### [Brief]
Collect all lines from the records below that include the word "init".

— START Information shown —

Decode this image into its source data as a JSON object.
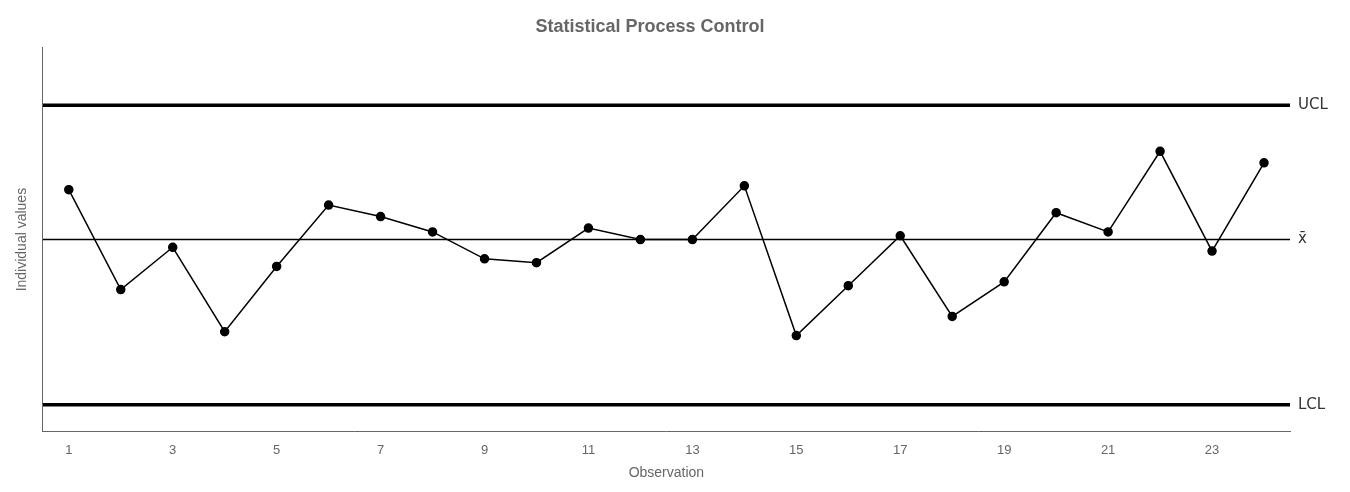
{
  "chart_data": {
    "type": "line",
    "title": "Statistical Process Control",
    "xlabel": "Observation",
    "ylabel": "Individual values",
    "x": [
      1,
      2,
      3,
      4,
      5,
      6,
      7,
      8,
      9,
      10,
      11,
      12,
      13,
      14,
      15,
      16,
      17,
      18,
      19,
      20,
      21,
      22,
      23,
      24
    ],
    "series": [
      {
        "values": [
          6.8,
          4.2,
          5.3,
          3.1,
          4.8,
          6.4,
          6.1,
          5.7,
          5.0,
          4.9,
          5.8,
          5.5,
          5.5,
          6.9,
          3.0,
          4.3,
          5.6,
          3.5,
          4.4,
          6.2,
          5.7,
          7.8,
          5.2,
          7.5
        ],
        "color": "#000000",
        "marker": "circle",
        "line_style": "solid"
      }
    ],
    "hlines": [
      {
        "value": 9.0,
        "label": "UCL",
        "color": "#000000"
      },
      {
        "value": 1.2,
        "label": "LCL",
        "color": "#000000"
      },
      {
        "value": 5.5,
        "label": "x̄",
        "color": "#000000"
      }
    ],
    "xlim": [
      0.5,
      24.5
    ],
    "ylim": [
      0.5,
      10.5
    ],
    "xticks": [
      1,
      3,
      5,
      7,
      9,
      11,
      13,
      15,
      17,
      19,
      21,
      23
    ],
    "yticks": [],
    "grid": false,
    "tick_labels": "x"
  }
}
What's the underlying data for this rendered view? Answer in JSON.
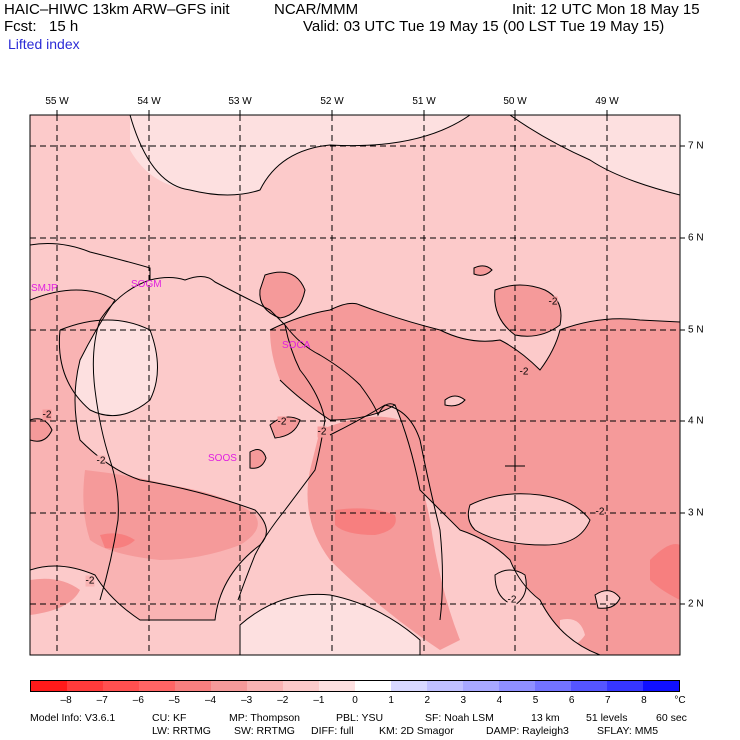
{
  "header": {
    "model_title": "HAIC–HIWC 13km ARW–GFS init",
    "org": "NCAR/MMM",
    "init": "Init: 12 UTC Mon 18 May 15",
    "fcst": "Fcst:   15 h",
    "valid": "Valid: 03 UTC Tue 19 May 15 (00 LST Tue 19 May 15)",
    "field": "Lifted index"
  },
  "map": {
    "lon_labels": [
      "55 W",
      "54 W",
      "53 W",
      "52 W",
      "51 W",
      "50 W",
      "49 W"
    ],
    "lat_labels": [
      "7 N",
      "6 N",
      "5 N",
      "4 N",
      "3 N",
      "2 N"
    ],
    "stations": [
      "SMJP",
      "SOGM",
      "SOCA",
      "SOOS"
    ],
    "contour_labels": [
      "-2",
      "-2",
      "-2",
      "-2",
      "-2",
      "-2",
      "-2",
      "-2",
      "-2"
    ]
  },
  "colorbar": {
    "colors": [
      "#ff1a1a",
      "#ff3b3b",
      "#ff5050",
      "#ff6565",
      "#f77f7f",
      "#f59a9a",
      "#f9b3b3",
      "#fccaca",
      "#fde0e0",
      "#ffffff",
      "#d8d8ff",
      "#c0c0ff",
      "#a8a8ff",
      "#8f8fff",
      "#7373ff",
      "#5555ff",
      "#3636ff",
      "#1010ff"
    ],
    "ticks": [
      "–8",
      "–7",
      "–6",
      "–5",
      "–4",
      "–3",
      "–2",
      "–1",
      "0",
      "1",
      "2",
      "3",
      "4",
      "5",
      "6",
      "7",
      "8"
    ],
    "unit": "°C"
  },
  "footer": {
    "line1": [
      "Model Info: V3.6.1",
      "CU: KF",
      "MP: Thompson",
      "PBL: YSU",
      "SF: Noah LSM",
      "13 km",
      "51 levels",
      "60 sec"
    ],
    "line2": [
      "LW: RRTMG",
      "SW: RRTMG",
      "DIFF: full",
      "KM: 2D Smagor",
      "DAMP: Rayleigh3",
      "SFLAY: MM5"
    ]
  }
}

— END Information shown —

### [In response]
    "model_title": "HAIC–HIWC 13km ARW–GFS init",
    "init": "Init: 12 UTC Mon 18 May 15",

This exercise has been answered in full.